begin
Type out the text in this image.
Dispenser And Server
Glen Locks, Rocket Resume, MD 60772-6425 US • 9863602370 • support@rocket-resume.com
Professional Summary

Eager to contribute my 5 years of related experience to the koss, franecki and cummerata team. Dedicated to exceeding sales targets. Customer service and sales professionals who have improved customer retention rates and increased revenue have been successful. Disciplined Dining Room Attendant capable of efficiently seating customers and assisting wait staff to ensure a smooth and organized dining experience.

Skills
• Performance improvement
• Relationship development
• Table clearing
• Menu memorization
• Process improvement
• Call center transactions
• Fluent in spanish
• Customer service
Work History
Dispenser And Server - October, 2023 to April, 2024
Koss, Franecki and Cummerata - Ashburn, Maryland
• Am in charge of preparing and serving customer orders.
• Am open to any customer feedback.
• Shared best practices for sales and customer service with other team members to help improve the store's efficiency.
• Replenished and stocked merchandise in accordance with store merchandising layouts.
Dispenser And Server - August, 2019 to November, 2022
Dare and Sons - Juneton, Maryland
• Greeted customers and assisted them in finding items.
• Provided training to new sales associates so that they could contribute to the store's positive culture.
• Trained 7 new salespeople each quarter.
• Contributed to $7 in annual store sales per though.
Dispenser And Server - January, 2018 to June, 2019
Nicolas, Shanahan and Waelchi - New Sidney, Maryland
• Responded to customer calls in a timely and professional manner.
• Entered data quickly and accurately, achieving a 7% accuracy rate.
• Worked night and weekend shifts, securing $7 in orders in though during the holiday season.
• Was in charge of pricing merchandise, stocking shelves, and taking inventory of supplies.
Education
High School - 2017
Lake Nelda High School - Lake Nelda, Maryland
end
Task objective >>
Search the listing for the word "Maryland" and return each line that holds it.

Output for this exercise >>
Koss, Franecki and Cummerata - Ashburn, Maryland
Dare and Sons - Juneton, Maryland
Nicolas, Shanahan and Waelchi - New Sidney, Maryland
Lake Nelda High School - Lake Nelda, Maryland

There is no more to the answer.